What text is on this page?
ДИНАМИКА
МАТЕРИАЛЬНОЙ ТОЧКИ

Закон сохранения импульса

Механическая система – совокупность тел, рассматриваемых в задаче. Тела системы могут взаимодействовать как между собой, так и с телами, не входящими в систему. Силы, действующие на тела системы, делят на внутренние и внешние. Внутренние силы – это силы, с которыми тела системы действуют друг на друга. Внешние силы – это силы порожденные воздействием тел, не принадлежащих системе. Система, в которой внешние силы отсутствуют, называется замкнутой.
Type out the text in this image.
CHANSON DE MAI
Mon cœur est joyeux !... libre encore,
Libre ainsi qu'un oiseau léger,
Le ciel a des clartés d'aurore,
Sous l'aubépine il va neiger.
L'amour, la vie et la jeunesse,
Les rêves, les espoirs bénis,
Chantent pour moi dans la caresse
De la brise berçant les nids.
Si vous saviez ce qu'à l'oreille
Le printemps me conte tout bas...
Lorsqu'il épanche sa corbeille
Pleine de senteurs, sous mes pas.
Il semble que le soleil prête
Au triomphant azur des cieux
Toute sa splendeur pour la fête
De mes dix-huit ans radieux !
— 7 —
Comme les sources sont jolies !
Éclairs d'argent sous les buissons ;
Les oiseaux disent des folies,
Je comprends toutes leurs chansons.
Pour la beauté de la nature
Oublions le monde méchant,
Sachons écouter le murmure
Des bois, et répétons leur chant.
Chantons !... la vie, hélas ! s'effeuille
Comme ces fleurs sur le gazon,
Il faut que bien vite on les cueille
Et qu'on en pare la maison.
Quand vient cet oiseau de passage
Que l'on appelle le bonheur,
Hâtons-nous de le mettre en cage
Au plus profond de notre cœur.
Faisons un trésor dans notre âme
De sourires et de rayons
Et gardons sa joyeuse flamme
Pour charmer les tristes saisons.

· · ·

Search the listing for the string "text". Copy each line where it turns up.

§ RESPONSE BELOW:
What text is on this page?
Type out the text in this image.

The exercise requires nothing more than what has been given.